Pull out every line containing the string "para".

Collection entries

----

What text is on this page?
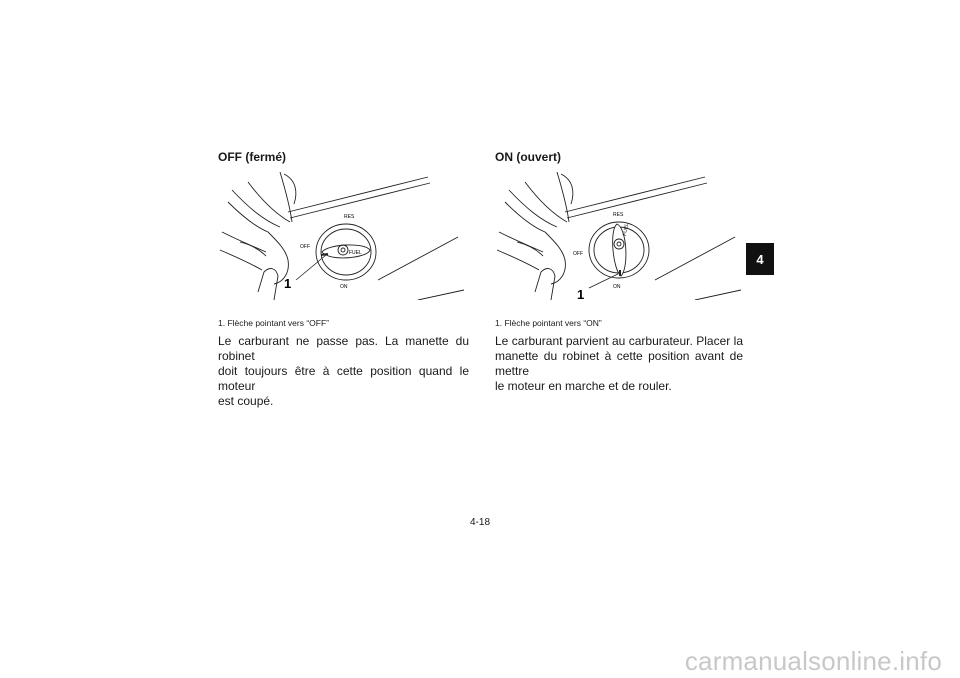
OFF (fermé)
RES
OFF
ON
FUEL
1
1. Flèche pointant vers “OFF”
Le carburant ne passe pas. La manette du robinet
doit toujours être à cette position quand le moteur
est coupé.
ON (ouvert)
RES
OFF
ON
FUEL
1
1. Flèche pointant vers “ON”
Le carburant parvient au carburateur. Placer la
manette du robinet à cette position avant de mettre
le moteur en marche et de rouler.
4
4-18
carmanualsonline.info
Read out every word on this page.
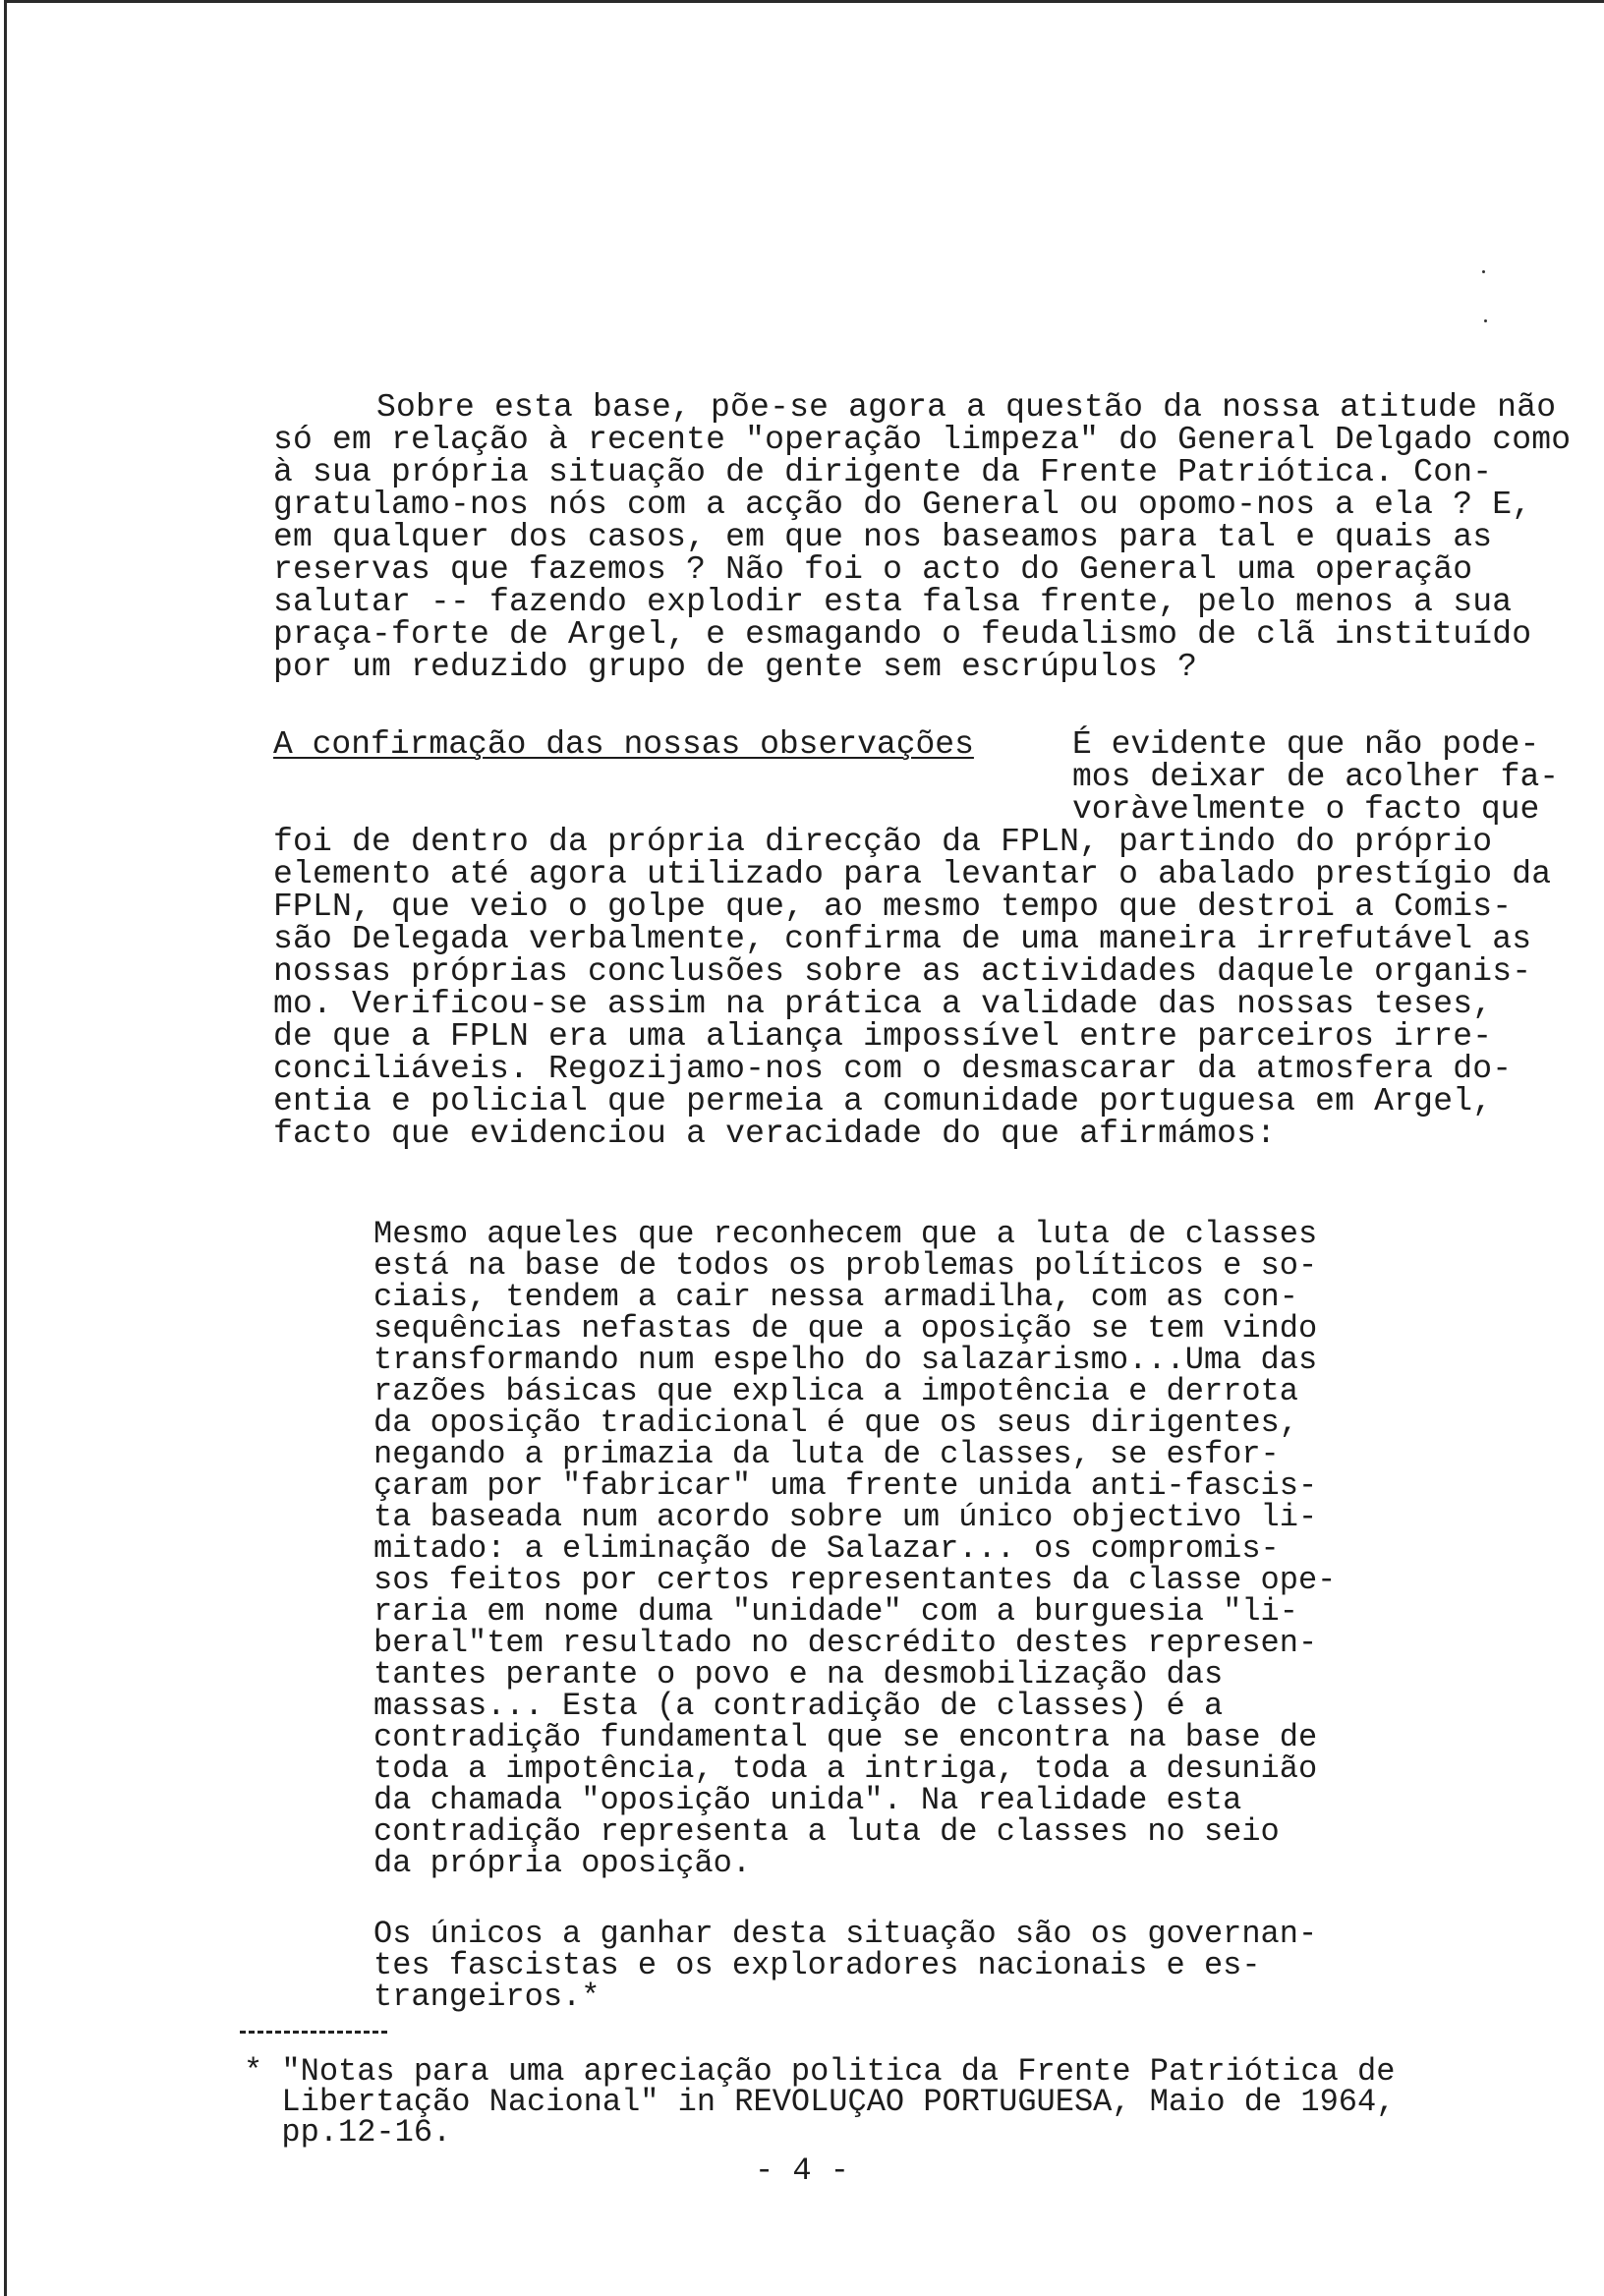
Sobre esta base, põe-se agora a questão da nossa atitude não
só em relação à recente "operação limpeza" do General Delgado como
à sua própria situação de dirigente da Frente Patriótica. Con-
gratulamo-nos nós com a acção do General ou opomo-nos a ela ? E,
em qualquer dos casos, em que nos baseamos para tal e quais as
reservas que fazemos ? Não foi o acto do General uma operação
salutar -- fazendo explodir esta falsa frente, pelo menos a sua
praça-forte de Argel, e esmagando o feudalismo de clã instituído
por um reduzido grupo de gente sem escrúpulos ?
A confirmação das nossas observações	É evidente que não pode-
mos deixar de acolher fa-
voràvelmente o facto que
foi de dentro da própria direcção da FPLN, partindo do próprio
elemento até agora utilizado para levantar o abalado prestígio da
FPLN, que veio o golpe que, ao mesmo tempo que destroi a Comis-
são Delegada verbalmente, confirma de uma maneira irrefutável as
nossas próprias conclusões sobre as actividades daquele organis-
mo. Verificou-se assim na prática a validade das nossas teses,
de que a FPLN era uma aliança impossível entre parceiros irre-
conciliáveis. Regozijamo-nos com o desmascarar da atmosfera do-
entia e policial que permeia a comunidade portuguesa em Argel,
facto que evidenciou a veracidade do que afirmámos:
Mesmo aqueles que reconhecem que a luta de classes
está na base de todos os problemas políticos e so-
ciais, tendem a cair nessa armadilha, com as con-
sequências nefastas de que a oposição se tem vindo
transformando num espelho do salazarismo...Uma das
razões básicas que explica a impotência e derrota
da oposição tradicional é que os seus dirigentes,
negando a primazia da luta de classes, se esfor-
çaram por "fabricar" uma frente unida anti-fascis-
ta baseada num acordo sobre um único objectivo li-
mitado: a eliminação de Salazar... os compromis-
sos feitos por certos representantes da classe ope-
raria em nome duma "unidade" com a burguesia "li-
beral"tem resultado no descrédito destes represen-
tantes perante o povo e na desmobilização das
massas... Esta (a contradição de classes) é a
contradição fundamental que se encontra na base de
toda a impotência, toda a intriga, toda a desunião
da chamada "oposição unida". Na realidade esta
contradição representa a luta de classes no seio
da própria oposição.
Os únicos a ganhar desta situação são os governan-
tes fascistas e os exploradores nacionais e es-
trangeiros.*
* "Notas para uma apreciação politica da Frente Patriótica de
Libertação Nacional" in REVOLUÇAO PORTUGUESA, Maio de 1964,
pp.12-16.
- 4 -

----

» **Answer**:
em qualquer dos casos, em que nos baseamos para tal e quais as
elemento até agora utilizado para levantar o abalado prestígio da
* "Notas para uma apreciação politica da Frente Patriótica de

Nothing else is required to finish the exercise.